SUPPLIED RECORDS
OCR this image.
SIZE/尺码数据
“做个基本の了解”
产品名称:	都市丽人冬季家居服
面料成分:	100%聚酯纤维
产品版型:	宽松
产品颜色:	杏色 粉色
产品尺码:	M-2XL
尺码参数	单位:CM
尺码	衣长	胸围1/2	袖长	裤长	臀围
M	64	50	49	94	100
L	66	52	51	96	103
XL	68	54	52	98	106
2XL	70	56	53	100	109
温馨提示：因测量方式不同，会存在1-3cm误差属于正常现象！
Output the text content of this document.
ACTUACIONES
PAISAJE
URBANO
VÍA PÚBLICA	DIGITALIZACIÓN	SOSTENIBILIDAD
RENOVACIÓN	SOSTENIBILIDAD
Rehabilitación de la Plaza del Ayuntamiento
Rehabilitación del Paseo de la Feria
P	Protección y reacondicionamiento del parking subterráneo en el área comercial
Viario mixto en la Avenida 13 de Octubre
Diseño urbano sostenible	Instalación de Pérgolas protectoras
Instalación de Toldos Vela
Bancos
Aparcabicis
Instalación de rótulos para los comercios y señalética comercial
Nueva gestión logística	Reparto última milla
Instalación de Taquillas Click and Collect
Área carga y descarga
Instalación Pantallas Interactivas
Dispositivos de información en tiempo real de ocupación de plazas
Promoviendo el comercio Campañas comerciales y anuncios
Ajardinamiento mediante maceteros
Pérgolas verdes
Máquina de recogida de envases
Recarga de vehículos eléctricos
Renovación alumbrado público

INSTRUCTION
Please reproduce the entire listing, exactly as shown.

EXERCISE OUTPUT
OCR this image.
SIZE/尺码数据
“做个基本の了解”
产品名称:	都市丽人冬季家居服
面料成分:	100%聚酯纤维
产品版型:	宽松
产品颜色:	杏色 粉色
产品尺码:	M-2XL
尺码参数	单位:CM
尺码	衣长	胸围1/2	袖长	裤长	臀围
M	64	50	49	94	100
L	66	52	51	96	103
XL	68	54	52	98	106
2XL	70	56	53	100	109
温馨提示：因测量方式不同，会存在1-3cm误差属于正常现象！
Output the text content of this document.
ACTUACIONES
PAISAJE
URBANO
VÍA PÚBLICA	DIGITALIZACIÓN	SOSTENIBILIDAD
RENOVACIÓN	SOSTENIBILIDAD
Rehabilitación de la Plaza del Ayuntamiento
Rehabilitación del Paseo de la Feria
P	Protección y reacondicionamiento del parking subterráneo en el área comercial
Viario mixto en la Avenida 13 de Octubre
Diseño urbano sostenible	Instalación de Pérgolas protectoras
Instalación de Toldos Vela
Bancos
Aparcabicis
Instalación de rótulos para los comercios y señalética comercial
Nueva gestión logística	Reparto última milla
Instalación de Taquillas Click and Collect
Área carga y descarga
Instalación Pantallas Interactivas
Dispositivos de información en tiempo real de ocupación de plazas
Promoviendo el comercio Campañas comerciales y anuncios
Ajardinamiento mediante maceteros
Pérgolas verdes
Máquina de recogida de envases
Recarga de vehículos eléctricos
Renovación alumbrado público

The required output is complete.